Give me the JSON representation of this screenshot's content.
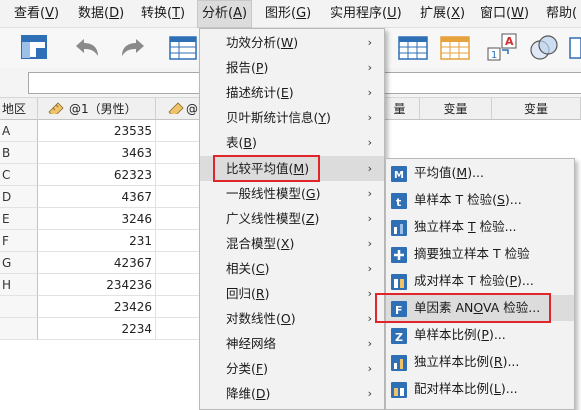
{
  "menubar": {
    "items": [
      {
        "label": "查看(",
        "key": "V",
        "suffix": ")"
      },
      {
        "label": "数据(",
        "key": "D",
        "suffix": ")"
      },
      {
        "label": "转换(",
        "key": "T",
        "suffix": ")"
      },
      {
        "label": "分析(",
        "key": "A",
        "suffix": ")"
      },
      {
        "label": "图形(",
        "key": "G",
        "suffix": ")"
      },
      {
        "label": "实用程序(",
        "key": "U",
        "suffix": ")"
      },
      {
        "label": "扩展(",
        "key": "X",
        "suffix": ")"
      },
      {
        "label": "窗口(",
        "key": "W",
        "suffix": ")"
      },
      {
        "label": "帮助(",
        "key": "",
        "suffix": ""
      }
    ],
    "active_index": 3
  },
  "toolbar": {
    "icons": [
      "data-editor-icon",
      "undo-icon",
      "redo-icon",
      "goto-case-icon",
      "goto-variable-icon",
      "split-file-icon",
      "insert-variable-icon",
      "use-sets-icon"
    ],
    "badge_number": "1",
    "badge_letter": "A"
  },
  "grid": {
    "headers": [
      "地区",
      "@1（男性）",
      "@",
      "量",
      "变量",
      "变量"
    ],
    "row_labels": [
      "A",
      "B",
      "C",
      "D",
      "E",
      "F",
      "G",
      "H",
      "",
      ""
    ],
    "values": [
      "23535",
      "3463",
      "62323",
      "4367",
      "3246",
      "231",
      "42367",
      "234236",
      "23426",
      "2234"
    ]
  },
  "analyze_menu": {
    "items": [
      {
        "label": "功效分析(",
        "key": "W",
        "suffix": ")"
      },
      {
        "label": "报告(",
        "key": "P",
        "suffix": ")"
      },
      {
        "label": "描述统计(",
        "key": "E",
        "suffix": ")"
      },
      {
        "label": "贝叶斯统计信息(",
        "key": "Y",
        "suffix": ")"
      },
      {
        "label": "表(",
        "key": "B",
        "suffix": ")"
      },
      {
        "label": "比较平均值(",
        "key": "M",
        "suffix": ")"
      },
      {
        "label": "一般线性模型(",
        "key": "G",
        "suffix": ")"
      },
      {
        "label": "广义线性模型(",
        "key": "Z",
        "suffix": ")"
      },
      {
        "label": "混合模型(",
        "key": "X",
        "suffix": ")"
      },
      {
        "label": "相关(",
        "key": "C",
        "suffix": ")"
      },
      {
        "label": "回归(",
        "key": "R",
        "suffix": ")"
      },
      {
        "label": "对数线性(",
        "key": "O",
        "suffix": ")"
      },
      {
        "label": "神经网络",
        "key": "",
        "suffix": ""
      },
      {
        "label": "分类(",
        "key": "F",
        "suffix": ")"
      },
      {
        "label": "降维(",
        "key": "D",
        "suffix": ")"
      }
    ],
    "highlighted_index": 5,
    "arrow": "›"
  },
  "compare_means_menu": {
    "items": [
      {
        "icon": "means-icon",
        "label": "平均值(",
        "key": "M",
        "suffix": ")..."
      },
      {
        "icon": "one-sample-t-icon",
        "label": "单样本 T 检验(",
        "key": "S",
        "suffix": ")..."
      },
      {
        "icon": "independent-t-icon",
        "label": "独立样本 ",
        "key": "T",
        "suffix": " 检验..."
      },
      {
        "icon": "summary-t-icon",
        "label": "摘要独立样本 T 检验",
        "key": "",
        "suffix": ""
      },
      {
        "icon": "paired-t-icon",
        "label": "成对样本 T 检验(",
        "key": "P",
        "suffix": ")..."
      },
      {
        "icon": "one-way-anova-icon",
        "label": "单因素 AN",
        "key": "O",
        "suffix": "VA 检验..."
      },
      {
        "icon": "one-sample-proportion-icon",
        "label": "单样本比例(",
        "key": "P",
        "suffix": ")..."
      },
      {
        "icon": "independent-proportion-icon",
        "label": "独立样本比例(",
        "key": "R",
        "suffix": ")..."
      },
      {
        "icon": "paired-proportion-icon",
        "label": "配对样本比例(",
        "key": "L",
        "suffix": ")..."
      }
    ],
    "highlighted_index": 5
  },
  "colors": {
    "highlight_box": "#e0262b",
    "menu_bg": "#f2f2f2",
    "menu_highlight": "#dcdcdc",
    "icon_blue": "#2f6fb6"
  }
}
········
Write out every line above exactly as it is, leaving out the pictures.

FULL RESPONSE:
Give me the JSON representation of this screenshot's content.
{
  "menubar": {
    "items": [
      {
        "label": "查看(",
        "key": "V",
        "suffix": ")"
      },
      {
        "label": "数据(",
        "key": "D",
        "suffix": ")"
      },
      {
        "label": "转换(",
        "key": "T",
        "suffix": ")"
      },
      {
        "label": "分析(",
        "key": "A",
        "suffix": ")"
      },
      {
        "label": "图形(",
        "key": "G",
        "suffix": ")"
      },
      {
        "label": "实用程序(",
        "key": "U",
        "suffix": ")"
      },
      {
        "label": "扩展(",
        "key": "X",
        "suffix": ")"
      },
      {
        "label": "窗口(",
        "key": "W",
        "suffix": ")"
      },
      {
        "label": "帮助(",
        "key": "",
        "suffix": ""
      }
    ],
    "active_index": 3
  },
  "toolbar": {
    "icons": [
      "data-editor-icon",
      "undo-icon",
      "redo-icon",
      "goto-case-icon",
      "goto-variable-icon",
      "split-file-icon",
      "insert-variable-icon",
      "use-sets-icon"
    ],
    "badge_number": "1",
    "badge_letter": "A"
  },
  "grid": {
    "headers": [
      "地区",
      "@1（男性）",
      "@",
      "量",
      "变量",
      "变量"
    ],
    "row_labels": [
      "A",
      "B",
      "C",
      "D",
      "E",
      "F",
      "G",
      "H",
      "",
      ""
    ],
    "values": [
      "23535",
      "3463",
      "62323",
      "4367",
      "3246",
      "231",
      "42367",
      "234236",
      "23426",
      "2234"
    ]
  },
  "analyze_menu": {
    "items": [
      {
        "label": "功效分析(",
        "key": "W",
        "suffix": ")"
      },
      {
        "label": "报告(",
        "key": "P",
        "suffix": ")"
      },
      {
        "label": "描述统计(",
        "key": "E",
        "suffix": ")"
      },
      {
        "label": "贝叶斯统计信息(",
        "key": "Y",
        "suffix": ")"
      },
      {
        "label": "表(",
        "key": "B",
        "suffix": ")"
      },
      {
        "label": "比较平均值(",
        "key": "M",
        "suffix": ")"
      },
      {
        "label": "一般线性模型(",
        "key": "G",
        "suffix": ")"
      },
      {
        "label": "广义线性模型(",
        "key": "Z",
        "suffix": ")"
      },
      {
        "label": "混合模型(",
        "key": "X",
        "suffix": ")"
      },
      {
        "label": "相关(",
        "key": "C",
        "suffix": ")"
      },
      {
        "label": "回归(",
        "key": "R",
        "suffix": ")"
      },
      {
        "label": "对数线性(",
        "key": "O",
        "suffix": ")"
      },
      {
        "label": "神经网络",
        "key": "",
        "suffix": ""
      },
      {
        "label": "分类(",
        "key": "F",
        "suffix": ")"
      },
      {
        "label": "降维(",
        "key": "D",
        "suffix": ")"
      }
    ],
    "highlighted_index": 5,
    "arrow": "›"
  },
  "compare_means_menu": {
    "items": [
      {
        "icon": "means-icon",
        "label": "平均值(",
        "key": "M",
        "suffix": ")..."
      },
      {
        "icon": "one-sample-t-icon",
        "label": "单样本 T 检验(",
        "key": "S",
        "suffix": ")..."
      },
      {
        "icon": "independent-t-icon",
        "label": "独立样本 ",
        "key": "T",
        "suffix": " 检验..."
      },
      {
        "icon": "summary-t-icon",
        "label": "摘要独立样本 T 检验",
        "key": "",
        "suffix": ""
      },
      {
        "icon": "paired-t-icon",
        "label": "成对样本 T 检验(",
        "key": "P",
        "suffix": ")..."
      },
      {
        "icon": "one-way-anova-icon",
        "label": "单因素 AN",
        "key": "O",
        "suffix": "VA 检验..."
      },
      {
        "icon": "one-sample-proportion-icon",
        "label": "单样本比例(",
        "key": "P",
        "suffix": ")..."
      },
      {
        "icon": "independent-proportion-icon",
        "label": "独立样本比例(",
        "key": "R",
        "suffix": ")..."
      },
      {
        "icon": "paired-proportion-icon",
        "label": "配对样本比例(",
        "key": "L",
        "suffix": ")..."
      }
    ],
    "highlighted_index": 5
  },
  "colors": {
    "highlight_box": "#e0262b",
    "menu_bg": "#f2f2f2",
    "menu_highlight": "#dcdcdc",
    "icon_blue": "#2f6fb6"
  }
}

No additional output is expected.